■ **REQUIRED WORK**
Using the records that follow, copy every line containing the word "globális".

(Figure record listings)

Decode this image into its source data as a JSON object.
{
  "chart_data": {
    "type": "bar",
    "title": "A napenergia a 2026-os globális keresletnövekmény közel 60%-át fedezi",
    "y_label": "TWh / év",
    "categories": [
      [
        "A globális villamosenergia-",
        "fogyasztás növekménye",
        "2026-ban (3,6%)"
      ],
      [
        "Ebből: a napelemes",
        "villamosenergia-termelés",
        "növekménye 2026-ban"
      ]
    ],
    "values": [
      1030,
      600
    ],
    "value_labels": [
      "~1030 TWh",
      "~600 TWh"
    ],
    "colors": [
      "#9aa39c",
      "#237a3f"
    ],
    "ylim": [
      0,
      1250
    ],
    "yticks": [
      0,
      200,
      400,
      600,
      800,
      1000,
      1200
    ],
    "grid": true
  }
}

■ **FINAL ANSWER**
    "title": "A napenergia a 2026-os globális keresletnövekmény közel 60%-át fedezi",
        "A globális villamosenergia-",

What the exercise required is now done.